Information shown:
■ ■ ■

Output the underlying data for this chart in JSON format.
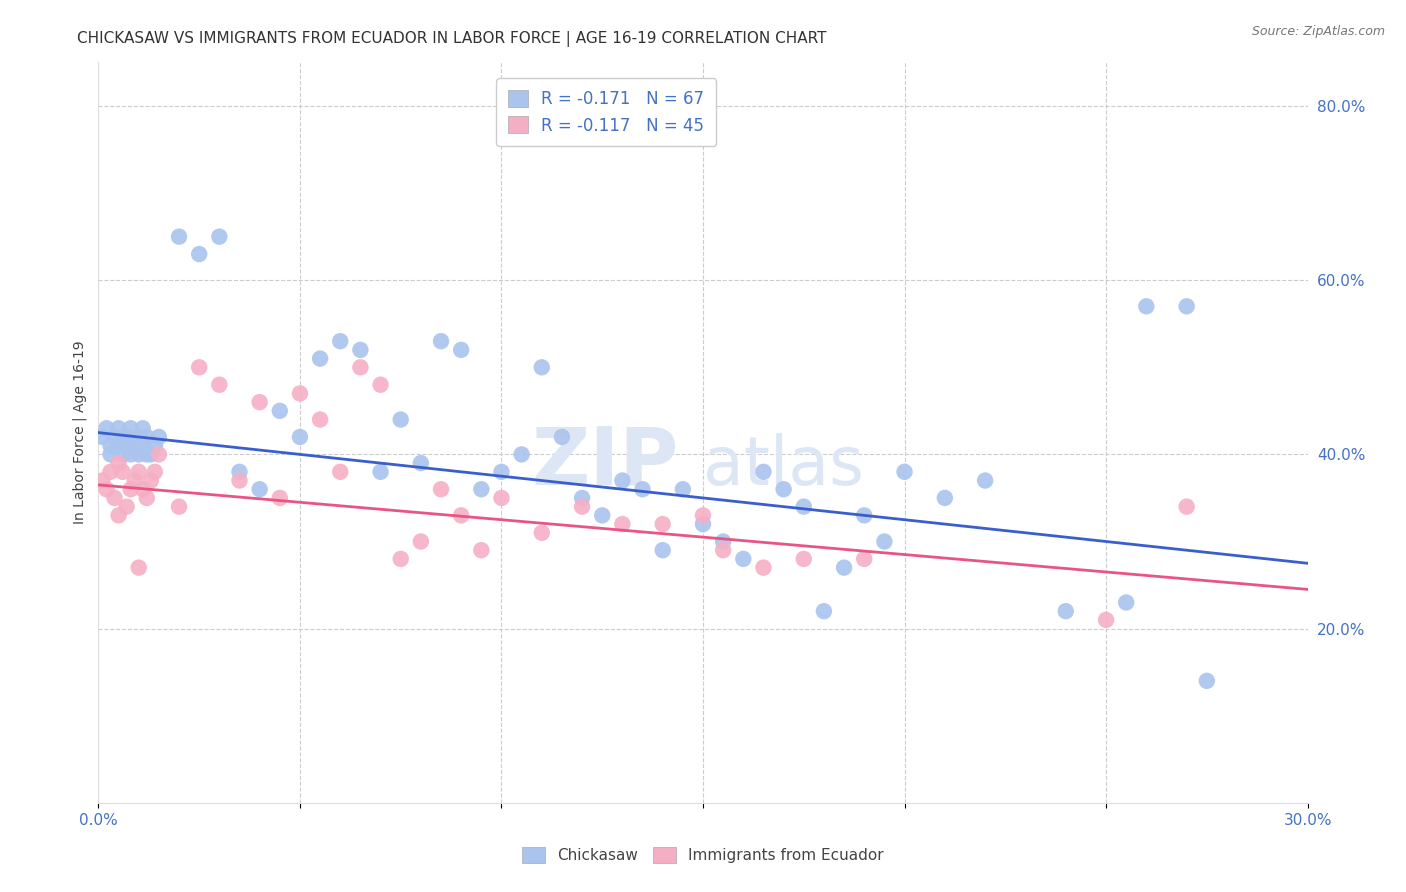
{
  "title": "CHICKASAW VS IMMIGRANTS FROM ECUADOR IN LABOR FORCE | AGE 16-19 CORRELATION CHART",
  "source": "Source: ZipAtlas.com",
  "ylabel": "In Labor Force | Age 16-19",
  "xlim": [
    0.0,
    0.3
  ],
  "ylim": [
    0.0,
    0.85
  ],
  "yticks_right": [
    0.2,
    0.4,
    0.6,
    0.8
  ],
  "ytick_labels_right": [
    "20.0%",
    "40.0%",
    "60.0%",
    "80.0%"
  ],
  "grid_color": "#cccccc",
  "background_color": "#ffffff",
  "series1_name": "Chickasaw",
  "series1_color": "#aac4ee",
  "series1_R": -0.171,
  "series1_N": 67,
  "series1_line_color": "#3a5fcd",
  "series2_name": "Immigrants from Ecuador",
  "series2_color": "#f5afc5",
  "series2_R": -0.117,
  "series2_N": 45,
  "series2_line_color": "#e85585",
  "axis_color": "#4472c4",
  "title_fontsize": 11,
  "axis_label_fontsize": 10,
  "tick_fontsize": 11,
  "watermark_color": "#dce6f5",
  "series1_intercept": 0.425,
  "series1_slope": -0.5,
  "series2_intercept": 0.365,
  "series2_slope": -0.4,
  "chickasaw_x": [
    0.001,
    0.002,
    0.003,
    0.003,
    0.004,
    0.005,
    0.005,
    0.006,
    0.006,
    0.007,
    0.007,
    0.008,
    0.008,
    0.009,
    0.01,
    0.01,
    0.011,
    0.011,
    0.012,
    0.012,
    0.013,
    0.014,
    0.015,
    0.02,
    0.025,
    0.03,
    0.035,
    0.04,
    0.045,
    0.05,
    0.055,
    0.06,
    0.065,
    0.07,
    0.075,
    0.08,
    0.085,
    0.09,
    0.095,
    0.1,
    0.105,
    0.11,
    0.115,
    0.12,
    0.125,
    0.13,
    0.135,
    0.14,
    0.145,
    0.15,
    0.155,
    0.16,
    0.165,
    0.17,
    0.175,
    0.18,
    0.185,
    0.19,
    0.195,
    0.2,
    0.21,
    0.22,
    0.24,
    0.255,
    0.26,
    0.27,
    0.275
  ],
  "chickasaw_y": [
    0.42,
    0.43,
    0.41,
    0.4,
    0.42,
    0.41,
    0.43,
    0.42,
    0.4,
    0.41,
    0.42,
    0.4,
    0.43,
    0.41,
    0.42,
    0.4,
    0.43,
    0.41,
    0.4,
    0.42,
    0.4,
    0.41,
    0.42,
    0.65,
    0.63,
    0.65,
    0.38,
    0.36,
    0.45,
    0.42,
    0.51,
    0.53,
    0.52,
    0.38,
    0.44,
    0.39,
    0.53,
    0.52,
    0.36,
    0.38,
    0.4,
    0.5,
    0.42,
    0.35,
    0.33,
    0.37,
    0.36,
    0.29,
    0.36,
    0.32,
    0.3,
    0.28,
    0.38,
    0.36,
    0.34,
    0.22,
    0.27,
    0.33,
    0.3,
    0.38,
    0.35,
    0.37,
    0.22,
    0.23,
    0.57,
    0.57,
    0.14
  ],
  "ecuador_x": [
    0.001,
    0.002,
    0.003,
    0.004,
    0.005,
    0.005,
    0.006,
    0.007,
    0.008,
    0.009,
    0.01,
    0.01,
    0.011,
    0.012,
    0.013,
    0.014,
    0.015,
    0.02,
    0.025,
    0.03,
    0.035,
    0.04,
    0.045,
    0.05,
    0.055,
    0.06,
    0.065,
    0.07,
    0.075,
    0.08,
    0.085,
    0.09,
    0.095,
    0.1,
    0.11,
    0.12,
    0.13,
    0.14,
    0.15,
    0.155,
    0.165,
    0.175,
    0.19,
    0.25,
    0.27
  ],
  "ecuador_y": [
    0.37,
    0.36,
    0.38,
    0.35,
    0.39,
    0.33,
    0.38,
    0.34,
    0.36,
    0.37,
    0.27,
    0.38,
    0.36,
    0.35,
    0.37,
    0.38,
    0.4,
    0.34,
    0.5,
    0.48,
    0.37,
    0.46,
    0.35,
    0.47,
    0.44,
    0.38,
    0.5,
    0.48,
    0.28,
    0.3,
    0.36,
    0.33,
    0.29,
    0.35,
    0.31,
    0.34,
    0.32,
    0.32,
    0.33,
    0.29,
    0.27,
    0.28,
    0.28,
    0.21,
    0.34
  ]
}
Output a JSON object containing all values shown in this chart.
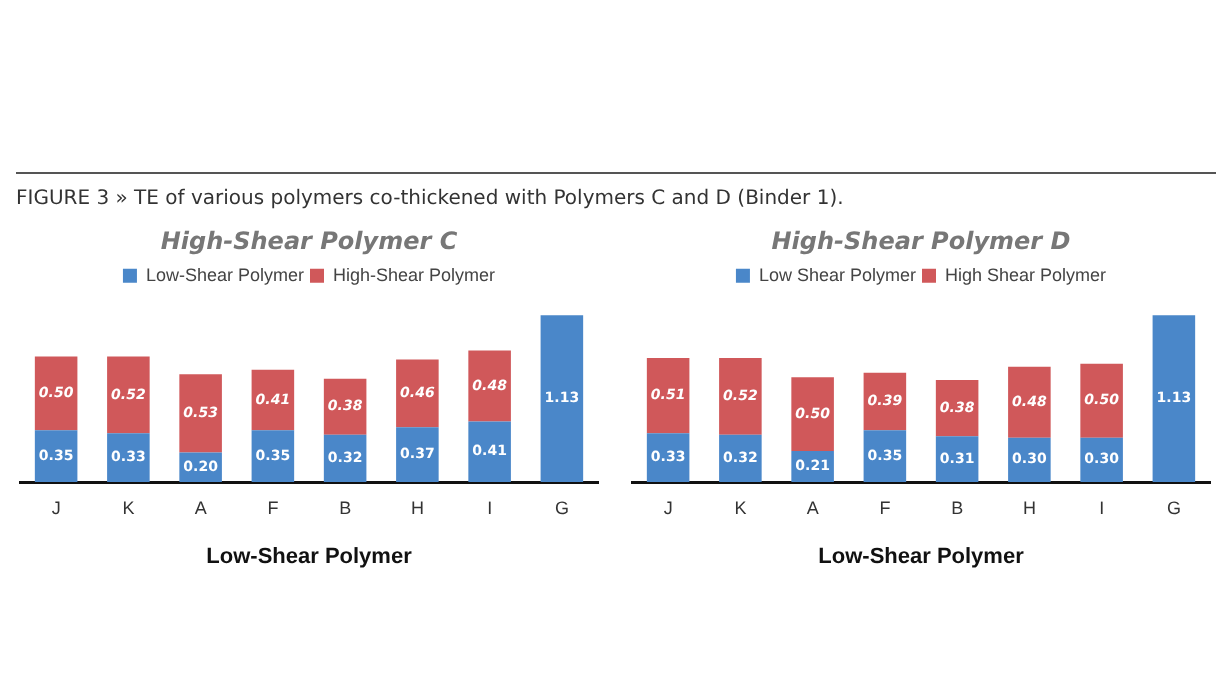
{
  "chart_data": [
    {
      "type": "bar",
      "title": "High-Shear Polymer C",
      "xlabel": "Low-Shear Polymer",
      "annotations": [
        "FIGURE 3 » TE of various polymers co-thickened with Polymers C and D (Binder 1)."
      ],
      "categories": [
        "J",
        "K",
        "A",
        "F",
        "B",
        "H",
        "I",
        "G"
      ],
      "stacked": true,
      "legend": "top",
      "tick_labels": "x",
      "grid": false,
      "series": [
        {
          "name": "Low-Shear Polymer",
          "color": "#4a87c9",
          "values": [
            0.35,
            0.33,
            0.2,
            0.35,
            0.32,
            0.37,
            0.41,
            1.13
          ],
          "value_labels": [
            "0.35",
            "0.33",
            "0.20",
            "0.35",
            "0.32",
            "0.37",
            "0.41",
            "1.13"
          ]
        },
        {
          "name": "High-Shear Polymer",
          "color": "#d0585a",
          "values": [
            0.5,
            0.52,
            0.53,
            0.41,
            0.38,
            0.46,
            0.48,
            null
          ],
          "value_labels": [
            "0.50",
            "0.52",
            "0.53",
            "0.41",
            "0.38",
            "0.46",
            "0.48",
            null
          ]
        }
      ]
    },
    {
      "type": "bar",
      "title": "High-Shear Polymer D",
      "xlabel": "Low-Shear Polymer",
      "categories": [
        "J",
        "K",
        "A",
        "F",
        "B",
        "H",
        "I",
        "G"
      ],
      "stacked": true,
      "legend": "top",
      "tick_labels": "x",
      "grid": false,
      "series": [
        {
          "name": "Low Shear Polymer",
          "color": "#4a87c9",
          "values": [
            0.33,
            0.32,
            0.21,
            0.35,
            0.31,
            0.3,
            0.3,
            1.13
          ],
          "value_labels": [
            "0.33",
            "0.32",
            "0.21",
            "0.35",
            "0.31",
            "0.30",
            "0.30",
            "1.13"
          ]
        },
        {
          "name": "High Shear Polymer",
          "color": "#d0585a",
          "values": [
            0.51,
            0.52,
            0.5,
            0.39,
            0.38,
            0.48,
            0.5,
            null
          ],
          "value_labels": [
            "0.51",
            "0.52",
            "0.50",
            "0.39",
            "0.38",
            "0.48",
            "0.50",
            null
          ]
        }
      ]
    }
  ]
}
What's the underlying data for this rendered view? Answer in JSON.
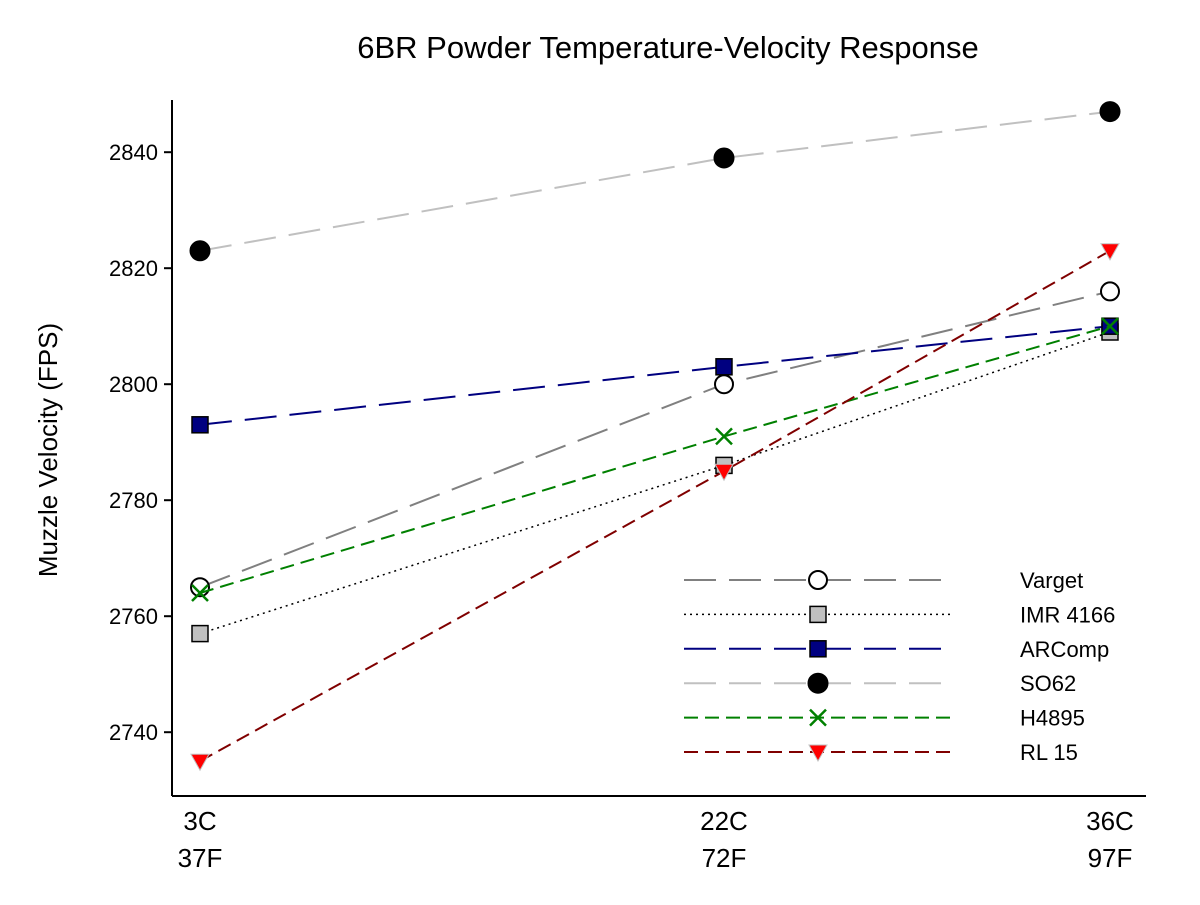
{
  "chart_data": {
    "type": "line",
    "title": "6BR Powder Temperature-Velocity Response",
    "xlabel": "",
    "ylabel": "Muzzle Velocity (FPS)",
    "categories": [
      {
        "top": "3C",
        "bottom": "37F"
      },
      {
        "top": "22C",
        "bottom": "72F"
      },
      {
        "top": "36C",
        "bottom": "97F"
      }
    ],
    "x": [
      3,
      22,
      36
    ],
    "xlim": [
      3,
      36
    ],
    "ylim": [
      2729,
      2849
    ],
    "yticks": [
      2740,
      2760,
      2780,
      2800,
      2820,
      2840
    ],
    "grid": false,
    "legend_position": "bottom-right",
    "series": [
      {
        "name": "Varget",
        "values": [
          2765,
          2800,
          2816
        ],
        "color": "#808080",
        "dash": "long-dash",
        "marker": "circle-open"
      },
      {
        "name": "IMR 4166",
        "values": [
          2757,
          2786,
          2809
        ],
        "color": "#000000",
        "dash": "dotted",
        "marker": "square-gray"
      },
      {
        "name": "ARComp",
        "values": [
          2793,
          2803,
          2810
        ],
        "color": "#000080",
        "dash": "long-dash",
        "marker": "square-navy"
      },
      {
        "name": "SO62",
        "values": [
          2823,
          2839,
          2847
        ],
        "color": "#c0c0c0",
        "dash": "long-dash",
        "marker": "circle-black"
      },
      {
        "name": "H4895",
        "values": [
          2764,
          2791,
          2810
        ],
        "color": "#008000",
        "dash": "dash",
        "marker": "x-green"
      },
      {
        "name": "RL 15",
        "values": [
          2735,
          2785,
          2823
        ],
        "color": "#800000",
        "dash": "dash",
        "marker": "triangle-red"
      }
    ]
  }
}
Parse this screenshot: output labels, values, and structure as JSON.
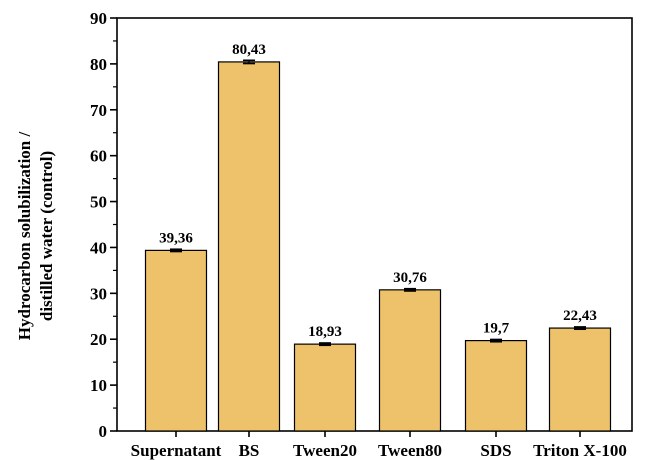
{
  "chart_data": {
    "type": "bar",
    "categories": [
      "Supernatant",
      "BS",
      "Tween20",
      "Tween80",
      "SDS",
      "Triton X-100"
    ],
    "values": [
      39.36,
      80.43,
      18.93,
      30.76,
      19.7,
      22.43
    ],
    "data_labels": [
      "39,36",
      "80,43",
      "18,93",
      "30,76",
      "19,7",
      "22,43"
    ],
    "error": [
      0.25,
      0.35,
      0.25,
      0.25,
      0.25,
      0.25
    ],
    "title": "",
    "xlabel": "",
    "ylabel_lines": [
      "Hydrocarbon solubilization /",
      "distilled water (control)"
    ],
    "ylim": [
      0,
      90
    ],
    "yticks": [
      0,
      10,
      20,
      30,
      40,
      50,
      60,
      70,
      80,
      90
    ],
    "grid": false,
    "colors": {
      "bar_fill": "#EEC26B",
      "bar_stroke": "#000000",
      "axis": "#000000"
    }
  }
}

■ ■ ■

What the task asks:
Give the number of lines that carry the word "square", with nothing added.

Result of this exercise:
2